◆ The request
Convert the lines of the records beginning with the line that contains "UI element localization: list" and continuing through the line that contains "bottom-edge-shadow <box>0 1068 469 1092</box>" into a numbered list, omitting any blank lines. Include both of those lines and no others.

◆ Record excerpts

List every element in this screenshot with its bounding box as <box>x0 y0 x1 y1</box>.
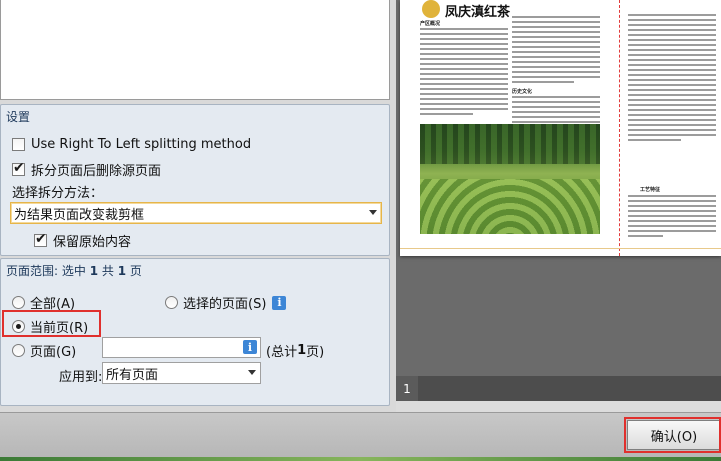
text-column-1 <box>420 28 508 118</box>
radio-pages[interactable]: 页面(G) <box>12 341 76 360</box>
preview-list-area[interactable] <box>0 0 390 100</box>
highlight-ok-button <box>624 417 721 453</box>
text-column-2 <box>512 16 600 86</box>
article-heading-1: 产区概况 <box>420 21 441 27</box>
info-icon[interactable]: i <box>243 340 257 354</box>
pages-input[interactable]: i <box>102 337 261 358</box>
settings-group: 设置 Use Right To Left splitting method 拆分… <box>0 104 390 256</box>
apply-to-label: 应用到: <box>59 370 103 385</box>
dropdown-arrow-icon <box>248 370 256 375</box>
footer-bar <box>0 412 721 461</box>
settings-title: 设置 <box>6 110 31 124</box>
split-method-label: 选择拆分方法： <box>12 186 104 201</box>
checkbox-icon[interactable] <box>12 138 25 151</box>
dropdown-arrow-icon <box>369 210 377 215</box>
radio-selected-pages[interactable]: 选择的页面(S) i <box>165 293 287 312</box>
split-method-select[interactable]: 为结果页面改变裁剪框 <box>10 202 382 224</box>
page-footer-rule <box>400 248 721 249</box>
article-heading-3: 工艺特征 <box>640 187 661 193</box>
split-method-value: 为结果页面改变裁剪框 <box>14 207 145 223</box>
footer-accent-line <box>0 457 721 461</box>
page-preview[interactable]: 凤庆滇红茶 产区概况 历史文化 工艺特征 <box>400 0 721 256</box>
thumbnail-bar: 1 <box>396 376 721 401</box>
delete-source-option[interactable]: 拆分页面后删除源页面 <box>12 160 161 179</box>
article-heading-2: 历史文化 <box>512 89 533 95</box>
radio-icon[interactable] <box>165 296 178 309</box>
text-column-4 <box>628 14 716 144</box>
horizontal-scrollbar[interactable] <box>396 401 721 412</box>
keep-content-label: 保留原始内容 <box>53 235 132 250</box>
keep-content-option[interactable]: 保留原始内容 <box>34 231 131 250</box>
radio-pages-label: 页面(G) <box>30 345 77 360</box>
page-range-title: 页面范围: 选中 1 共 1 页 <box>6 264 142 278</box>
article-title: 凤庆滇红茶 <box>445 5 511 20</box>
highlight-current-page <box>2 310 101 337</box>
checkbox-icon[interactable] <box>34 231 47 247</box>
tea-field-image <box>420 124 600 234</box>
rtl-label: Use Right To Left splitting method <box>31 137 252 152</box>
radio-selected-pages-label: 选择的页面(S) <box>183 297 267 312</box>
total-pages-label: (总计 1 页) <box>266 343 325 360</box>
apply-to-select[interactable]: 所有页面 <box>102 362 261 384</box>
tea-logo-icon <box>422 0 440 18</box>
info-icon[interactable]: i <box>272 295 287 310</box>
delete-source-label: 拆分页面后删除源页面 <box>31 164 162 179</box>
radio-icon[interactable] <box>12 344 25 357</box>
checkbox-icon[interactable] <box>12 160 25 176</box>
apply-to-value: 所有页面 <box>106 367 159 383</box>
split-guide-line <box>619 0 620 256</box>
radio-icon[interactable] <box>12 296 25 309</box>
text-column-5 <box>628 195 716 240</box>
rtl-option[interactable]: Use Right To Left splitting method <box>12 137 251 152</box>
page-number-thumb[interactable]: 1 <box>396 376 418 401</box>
---
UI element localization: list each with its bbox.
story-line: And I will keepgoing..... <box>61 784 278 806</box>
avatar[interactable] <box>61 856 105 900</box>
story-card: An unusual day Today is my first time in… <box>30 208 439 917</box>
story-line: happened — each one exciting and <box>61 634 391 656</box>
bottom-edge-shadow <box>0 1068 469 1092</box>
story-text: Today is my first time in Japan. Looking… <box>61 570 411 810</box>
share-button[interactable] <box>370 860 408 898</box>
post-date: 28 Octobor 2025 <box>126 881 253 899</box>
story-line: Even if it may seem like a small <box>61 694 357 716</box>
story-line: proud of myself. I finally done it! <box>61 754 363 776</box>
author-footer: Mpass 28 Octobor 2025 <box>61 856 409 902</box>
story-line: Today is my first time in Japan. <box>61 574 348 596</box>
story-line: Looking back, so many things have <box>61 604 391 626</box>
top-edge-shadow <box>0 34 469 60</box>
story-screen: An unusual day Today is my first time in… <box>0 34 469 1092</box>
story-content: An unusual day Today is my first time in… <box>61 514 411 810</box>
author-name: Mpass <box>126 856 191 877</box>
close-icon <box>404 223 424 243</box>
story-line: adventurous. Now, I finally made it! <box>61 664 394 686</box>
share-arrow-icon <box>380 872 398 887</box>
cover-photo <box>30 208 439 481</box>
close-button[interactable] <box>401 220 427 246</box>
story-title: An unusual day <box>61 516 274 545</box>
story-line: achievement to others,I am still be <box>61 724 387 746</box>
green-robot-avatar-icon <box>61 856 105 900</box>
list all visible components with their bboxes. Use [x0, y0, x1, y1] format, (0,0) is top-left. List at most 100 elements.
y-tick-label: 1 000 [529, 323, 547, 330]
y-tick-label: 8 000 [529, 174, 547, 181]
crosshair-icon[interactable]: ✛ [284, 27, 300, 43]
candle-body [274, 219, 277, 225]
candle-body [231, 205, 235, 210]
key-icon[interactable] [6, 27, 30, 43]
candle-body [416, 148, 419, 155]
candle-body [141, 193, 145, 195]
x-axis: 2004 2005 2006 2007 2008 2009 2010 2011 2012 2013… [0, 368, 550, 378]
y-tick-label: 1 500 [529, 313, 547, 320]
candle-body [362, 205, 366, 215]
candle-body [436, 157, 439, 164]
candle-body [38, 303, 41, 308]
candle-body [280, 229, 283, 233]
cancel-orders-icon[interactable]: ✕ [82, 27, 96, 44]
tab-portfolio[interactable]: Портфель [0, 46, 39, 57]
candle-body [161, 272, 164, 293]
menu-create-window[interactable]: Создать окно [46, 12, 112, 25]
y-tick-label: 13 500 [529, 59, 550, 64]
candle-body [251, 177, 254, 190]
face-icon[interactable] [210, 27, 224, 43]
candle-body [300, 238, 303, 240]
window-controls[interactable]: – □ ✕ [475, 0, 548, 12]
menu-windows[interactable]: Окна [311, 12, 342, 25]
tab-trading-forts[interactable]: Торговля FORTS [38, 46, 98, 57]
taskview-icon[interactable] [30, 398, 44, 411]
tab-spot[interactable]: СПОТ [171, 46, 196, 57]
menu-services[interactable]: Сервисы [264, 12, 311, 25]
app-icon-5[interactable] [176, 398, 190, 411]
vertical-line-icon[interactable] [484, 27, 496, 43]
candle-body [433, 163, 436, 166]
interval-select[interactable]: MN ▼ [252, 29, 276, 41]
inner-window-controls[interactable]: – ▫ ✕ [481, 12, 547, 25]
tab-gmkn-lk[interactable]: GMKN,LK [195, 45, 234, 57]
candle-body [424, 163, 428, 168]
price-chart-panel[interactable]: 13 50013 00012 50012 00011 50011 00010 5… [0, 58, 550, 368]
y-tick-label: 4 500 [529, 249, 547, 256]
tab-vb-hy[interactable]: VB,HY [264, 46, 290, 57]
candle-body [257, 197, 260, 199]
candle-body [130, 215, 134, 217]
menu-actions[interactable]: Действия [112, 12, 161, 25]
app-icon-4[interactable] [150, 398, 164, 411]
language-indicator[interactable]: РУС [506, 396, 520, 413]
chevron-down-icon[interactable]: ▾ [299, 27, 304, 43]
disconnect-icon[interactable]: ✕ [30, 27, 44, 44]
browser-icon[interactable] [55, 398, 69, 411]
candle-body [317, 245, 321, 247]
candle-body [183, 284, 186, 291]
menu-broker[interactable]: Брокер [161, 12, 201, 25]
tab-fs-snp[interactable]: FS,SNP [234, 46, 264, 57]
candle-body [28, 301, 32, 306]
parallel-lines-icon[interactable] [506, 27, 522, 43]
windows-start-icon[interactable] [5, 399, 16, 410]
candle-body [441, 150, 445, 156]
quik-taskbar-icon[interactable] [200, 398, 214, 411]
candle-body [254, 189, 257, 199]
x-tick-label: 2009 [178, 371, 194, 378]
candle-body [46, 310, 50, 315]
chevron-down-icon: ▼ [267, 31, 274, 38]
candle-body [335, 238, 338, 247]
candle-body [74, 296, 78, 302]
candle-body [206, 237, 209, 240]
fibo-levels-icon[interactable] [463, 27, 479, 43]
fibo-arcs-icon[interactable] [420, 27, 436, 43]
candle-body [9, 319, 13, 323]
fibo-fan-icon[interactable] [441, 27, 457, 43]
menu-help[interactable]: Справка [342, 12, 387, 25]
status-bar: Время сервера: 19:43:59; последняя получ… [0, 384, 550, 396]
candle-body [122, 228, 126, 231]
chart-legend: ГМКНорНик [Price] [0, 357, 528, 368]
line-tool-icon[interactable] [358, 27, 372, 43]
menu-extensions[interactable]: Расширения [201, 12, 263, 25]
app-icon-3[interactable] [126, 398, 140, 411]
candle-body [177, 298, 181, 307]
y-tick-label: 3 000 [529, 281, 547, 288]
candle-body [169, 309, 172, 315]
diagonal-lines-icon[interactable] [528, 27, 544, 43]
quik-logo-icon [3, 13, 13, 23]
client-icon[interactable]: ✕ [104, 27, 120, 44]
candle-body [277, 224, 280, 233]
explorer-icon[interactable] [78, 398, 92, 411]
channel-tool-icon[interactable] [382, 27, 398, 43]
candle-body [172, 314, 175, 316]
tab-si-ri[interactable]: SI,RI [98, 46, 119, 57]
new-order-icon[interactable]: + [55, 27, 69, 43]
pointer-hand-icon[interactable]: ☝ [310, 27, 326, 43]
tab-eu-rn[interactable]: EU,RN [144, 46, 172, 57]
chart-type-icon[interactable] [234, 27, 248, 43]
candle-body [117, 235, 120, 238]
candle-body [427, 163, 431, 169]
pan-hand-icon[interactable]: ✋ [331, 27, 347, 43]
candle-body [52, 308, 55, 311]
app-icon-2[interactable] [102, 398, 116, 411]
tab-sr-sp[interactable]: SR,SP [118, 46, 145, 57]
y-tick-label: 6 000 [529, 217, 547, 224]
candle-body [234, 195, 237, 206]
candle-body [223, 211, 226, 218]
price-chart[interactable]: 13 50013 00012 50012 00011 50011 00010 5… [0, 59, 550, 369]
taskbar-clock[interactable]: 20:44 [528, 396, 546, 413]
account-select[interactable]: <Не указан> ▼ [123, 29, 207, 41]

◆ Output for this exercise
1. UI element localization: list each with its bbox.
2. story-line: And I will keepgoing..... <box>61 784 278 806</box>
3. avatar[interactable] <box>61 856 105 900</box>
4. story-card: An unusual day Today is my first time in… <box>30 208 439 917</box>
5. story-line: happened — each one exciting and <box>61 634 391 656</box>
6. bottom-edge-shadow <box>0 1068 469 1092</box>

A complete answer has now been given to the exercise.